* PROBLEM DESCRIPTION: Lines containing the word "Precipitation" are to be located and copied.

(Dataset listings of figures)
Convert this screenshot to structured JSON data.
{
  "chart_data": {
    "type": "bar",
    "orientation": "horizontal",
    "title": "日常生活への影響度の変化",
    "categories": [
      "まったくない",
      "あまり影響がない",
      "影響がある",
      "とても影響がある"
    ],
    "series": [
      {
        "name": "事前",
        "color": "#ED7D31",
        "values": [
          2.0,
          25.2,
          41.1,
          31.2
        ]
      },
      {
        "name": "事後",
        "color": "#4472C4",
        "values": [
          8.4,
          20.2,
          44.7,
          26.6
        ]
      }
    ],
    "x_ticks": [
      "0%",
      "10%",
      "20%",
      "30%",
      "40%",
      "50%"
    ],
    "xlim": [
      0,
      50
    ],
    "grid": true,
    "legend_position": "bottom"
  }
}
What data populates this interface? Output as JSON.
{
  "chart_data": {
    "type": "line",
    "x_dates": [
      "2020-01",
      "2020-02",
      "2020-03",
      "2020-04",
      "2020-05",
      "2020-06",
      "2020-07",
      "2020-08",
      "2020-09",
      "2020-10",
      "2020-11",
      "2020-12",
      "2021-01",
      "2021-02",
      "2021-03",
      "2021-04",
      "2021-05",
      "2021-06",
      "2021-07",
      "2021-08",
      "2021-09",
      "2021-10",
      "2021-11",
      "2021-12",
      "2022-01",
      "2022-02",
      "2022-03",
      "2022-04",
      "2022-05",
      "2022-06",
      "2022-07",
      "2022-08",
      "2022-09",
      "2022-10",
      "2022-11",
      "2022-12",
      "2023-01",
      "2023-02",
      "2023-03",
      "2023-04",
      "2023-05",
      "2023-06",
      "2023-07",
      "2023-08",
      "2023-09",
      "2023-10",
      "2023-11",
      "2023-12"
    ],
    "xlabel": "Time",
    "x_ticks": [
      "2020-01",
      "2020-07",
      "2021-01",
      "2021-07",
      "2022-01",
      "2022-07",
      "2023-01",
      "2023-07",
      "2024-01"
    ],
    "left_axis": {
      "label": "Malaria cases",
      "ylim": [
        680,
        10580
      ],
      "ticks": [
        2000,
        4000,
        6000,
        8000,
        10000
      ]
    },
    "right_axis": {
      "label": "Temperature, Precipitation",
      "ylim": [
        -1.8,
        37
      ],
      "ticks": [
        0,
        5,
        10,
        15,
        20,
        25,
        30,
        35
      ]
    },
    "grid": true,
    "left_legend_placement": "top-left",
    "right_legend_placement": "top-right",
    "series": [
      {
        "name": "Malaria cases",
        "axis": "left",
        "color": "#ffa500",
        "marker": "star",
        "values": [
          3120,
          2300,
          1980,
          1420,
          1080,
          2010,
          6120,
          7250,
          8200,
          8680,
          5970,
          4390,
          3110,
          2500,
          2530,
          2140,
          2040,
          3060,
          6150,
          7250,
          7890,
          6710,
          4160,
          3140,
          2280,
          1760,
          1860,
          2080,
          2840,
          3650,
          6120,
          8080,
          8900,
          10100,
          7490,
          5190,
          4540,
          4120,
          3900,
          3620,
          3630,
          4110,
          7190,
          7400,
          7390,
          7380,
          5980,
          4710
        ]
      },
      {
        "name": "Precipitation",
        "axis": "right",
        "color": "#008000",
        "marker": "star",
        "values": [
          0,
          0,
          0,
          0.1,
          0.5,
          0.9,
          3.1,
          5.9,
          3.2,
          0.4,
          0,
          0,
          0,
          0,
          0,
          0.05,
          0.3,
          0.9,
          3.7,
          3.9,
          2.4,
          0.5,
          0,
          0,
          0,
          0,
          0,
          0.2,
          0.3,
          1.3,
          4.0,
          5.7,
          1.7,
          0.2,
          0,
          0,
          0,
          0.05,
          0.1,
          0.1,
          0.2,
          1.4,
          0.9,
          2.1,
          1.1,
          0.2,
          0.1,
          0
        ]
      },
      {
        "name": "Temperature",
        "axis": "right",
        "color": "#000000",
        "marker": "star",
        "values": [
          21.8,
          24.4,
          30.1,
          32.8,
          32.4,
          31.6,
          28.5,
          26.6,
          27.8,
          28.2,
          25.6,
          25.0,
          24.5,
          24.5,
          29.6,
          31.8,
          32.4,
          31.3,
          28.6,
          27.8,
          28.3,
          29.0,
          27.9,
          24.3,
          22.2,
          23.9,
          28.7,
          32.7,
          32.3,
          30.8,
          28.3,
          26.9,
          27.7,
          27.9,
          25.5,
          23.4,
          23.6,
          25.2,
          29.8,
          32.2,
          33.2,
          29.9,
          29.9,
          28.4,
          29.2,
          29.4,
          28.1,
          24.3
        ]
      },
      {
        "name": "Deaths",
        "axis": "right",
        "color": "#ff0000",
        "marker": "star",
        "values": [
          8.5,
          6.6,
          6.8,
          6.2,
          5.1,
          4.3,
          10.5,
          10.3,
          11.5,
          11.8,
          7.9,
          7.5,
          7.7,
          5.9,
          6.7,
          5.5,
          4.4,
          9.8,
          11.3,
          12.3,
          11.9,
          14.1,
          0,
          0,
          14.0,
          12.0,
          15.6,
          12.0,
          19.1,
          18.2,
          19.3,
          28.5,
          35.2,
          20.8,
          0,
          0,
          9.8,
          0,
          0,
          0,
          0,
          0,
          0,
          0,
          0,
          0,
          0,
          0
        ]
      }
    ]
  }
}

* TASK OUTPUT:
      "label": "Temperature, Precipitation",
        "name": "Precipitation",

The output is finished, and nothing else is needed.